Set task: Work through the data below line by line and say how many lines hold "RUGRAM"; give only the number.

Input material:
+ + +

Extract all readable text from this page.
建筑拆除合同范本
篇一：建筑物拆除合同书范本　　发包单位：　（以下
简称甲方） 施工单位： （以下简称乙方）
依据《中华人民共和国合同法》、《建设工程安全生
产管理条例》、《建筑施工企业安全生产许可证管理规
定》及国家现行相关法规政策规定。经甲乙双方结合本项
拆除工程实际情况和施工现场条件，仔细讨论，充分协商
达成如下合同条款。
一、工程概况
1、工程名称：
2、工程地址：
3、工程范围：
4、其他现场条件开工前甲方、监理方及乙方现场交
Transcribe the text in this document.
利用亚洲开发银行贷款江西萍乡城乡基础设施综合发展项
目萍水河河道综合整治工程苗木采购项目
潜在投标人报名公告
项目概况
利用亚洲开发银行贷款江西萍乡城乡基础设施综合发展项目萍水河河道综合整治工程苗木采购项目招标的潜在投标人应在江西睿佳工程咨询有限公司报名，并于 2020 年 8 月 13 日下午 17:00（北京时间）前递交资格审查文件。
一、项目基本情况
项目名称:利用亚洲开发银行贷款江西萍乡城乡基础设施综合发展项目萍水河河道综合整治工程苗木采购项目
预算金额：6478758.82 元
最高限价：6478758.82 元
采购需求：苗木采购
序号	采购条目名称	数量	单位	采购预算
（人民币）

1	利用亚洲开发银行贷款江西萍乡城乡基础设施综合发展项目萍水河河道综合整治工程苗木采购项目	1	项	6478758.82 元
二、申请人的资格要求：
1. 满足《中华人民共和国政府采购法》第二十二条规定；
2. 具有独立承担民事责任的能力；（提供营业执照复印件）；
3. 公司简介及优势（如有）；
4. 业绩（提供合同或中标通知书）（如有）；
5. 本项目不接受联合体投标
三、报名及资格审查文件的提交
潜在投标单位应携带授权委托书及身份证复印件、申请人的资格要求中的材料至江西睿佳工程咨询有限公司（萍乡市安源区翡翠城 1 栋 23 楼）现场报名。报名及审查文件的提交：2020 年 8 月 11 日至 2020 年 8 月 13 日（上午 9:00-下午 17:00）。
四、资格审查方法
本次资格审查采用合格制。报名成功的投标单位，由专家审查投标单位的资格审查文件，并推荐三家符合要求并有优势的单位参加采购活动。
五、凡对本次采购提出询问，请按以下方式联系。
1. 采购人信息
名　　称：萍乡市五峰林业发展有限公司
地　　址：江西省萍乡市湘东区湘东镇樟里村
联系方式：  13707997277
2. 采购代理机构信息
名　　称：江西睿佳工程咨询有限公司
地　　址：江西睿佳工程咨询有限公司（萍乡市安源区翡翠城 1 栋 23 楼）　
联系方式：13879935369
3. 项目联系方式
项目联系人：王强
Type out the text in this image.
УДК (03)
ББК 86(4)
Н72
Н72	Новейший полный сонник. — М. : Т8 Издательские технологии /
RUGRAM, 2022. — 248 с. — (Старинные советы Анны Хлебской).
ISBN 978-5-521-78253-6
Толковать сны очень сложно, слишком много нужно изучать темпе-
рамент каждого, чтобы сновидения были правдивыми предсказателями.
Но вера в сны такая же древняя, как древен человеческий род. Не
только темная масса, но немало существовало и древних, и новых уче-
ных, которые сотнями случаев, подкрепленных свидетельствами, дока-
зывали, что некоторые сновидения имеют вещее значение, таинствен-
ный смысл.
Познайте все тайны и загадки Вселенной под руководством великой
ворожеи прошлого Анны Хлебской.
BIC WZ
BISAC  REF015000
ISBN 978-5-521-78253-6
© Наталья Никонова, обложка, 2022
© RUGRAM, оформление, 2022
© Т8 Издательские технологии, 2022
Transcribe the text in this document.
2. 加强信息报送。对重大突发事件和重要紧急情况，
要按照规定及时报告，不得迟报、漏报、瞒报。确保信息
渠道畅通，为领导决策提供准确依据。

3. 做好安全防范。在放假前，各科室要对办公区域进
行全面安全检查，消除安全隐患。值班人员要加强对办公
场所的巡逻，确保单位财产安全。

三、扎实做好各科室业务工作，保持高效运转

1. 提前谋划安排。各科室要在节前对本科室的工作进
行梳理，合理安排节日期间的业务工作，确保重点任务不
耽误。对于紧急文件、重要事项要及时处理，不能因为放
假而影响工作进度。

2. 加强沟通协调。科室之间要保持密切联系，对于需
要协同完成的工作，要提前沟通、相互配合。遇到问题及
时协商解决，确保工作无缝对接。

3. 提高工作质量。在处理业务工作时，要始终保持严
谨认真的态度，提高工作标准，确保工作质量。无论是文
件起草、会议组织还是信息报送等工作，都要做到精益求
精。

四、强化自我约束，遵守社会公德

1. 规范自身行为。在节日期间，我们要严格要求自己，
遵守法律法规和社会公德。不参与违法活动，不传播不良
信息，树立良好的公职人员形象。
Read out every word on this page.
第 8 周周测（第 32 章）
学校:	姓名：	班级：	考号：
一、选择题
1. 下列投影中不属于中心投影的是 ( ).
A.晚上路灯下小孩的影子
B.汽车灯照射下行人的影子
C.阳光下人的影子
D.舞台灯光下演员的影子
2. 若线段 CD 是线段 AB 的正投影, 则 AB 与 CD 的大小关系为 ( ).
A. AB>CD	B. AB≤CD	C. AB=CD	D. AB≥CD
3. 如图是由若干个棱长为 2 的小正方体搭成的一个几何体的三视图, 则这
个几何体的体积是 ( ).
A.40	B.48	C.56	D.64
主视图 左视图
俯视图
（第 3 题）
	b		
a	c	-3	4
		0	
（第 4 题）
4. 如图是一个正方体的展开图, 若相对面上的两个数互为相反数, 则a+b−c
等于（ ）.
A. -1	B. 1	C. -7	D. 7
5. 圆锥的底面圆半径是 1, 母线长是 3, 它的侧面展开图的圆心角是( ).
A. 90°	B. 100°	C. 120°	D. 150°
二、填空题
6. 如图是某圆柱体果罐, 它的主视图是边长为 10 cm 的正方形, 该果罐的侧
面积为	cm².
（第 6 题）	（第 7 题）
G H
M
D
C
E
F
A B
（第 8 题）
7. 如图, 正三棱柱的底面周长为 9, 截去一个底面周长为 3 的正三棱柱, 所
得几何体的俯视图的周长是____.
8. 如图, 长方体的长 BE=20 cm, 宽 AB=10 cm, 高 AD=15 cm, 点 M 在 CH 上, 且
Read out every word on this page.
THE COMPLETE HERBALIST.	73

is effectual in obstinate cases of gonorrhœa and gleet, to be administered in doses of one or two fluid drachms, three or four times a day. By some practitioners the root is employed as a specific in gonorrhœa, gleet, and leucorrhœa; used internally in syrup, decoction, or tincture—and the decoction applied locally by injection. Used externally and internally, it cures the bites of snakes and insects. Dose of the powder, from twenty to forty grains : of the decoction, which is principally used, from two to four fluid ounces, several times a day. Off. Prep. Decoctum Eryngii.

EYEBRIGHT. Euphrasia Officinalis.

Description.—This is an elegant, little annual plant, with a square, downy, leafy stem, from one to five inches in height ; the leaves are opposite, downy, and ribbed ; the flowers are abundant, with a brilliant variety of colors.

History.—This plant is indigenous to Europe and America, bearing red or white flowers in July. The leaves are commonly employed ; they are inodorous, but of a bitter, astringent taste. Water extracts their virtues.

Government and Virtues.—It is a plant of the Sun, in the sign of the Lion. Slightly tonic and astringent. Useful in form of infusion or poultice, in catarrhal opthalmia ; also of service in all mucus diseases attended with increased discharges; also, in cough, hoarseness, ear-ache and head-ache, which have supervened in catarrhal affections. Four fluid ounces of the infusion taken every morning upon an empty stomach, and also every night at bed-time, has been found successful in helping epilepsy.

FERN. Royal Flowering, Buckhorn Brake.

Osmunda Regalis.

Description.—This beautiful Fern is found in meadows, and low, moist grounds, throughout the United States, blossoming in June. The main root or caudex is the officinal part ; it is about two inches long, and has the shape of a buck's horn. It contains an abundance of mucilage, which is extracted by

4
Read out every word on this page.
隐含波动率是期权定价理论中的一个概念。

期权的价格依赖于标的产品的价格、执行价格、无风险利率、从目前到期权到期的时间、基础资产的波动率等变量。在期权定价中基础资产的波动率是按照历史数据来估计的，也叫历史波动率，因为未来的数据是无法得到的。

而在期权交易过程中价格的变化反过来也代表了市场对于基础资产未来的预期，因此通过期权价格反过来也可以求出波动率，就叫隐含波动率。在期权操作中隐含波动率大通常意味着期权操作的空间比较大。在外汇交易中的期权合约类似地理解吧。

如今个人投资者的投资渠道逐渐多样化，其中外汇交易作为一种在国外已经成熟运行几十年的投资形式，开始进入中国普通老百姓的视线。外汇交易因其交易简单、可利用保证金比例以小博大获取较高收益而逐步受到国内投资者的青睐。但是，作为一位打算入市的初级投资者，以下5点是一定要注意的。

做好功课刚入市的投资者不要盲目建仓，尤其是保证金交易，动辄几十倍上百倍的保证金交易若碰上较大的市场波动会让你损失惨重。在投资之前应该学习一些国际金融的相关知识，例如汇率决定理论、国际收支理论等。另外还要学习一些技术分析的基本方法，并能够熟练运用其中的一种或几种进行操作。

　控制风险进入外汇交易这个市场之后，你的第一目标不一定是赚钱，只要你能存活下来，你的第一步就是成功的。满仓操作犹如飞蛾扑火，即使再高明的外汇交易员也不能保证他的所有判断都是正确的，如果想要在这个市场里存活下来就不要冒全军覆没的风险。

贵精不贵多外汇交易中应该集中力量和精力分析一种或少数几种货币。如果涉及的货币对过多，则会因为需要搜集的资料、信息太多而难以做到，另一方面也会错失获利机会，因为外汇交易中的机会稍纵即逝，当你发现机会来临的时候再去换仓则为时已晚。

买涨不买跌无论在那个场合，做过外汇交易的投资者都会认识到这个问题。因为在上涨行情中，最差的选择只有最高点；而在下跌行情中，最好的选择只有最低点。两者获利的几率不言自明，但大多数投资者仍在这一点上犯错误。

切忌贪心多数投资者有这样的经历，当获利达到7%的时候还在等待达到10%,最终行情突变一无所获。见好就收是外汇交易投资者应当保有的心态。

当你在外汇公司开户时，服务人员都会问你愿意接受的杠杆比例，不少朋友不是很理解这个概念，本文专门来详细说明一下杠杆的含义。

+ + +

The completed task: 2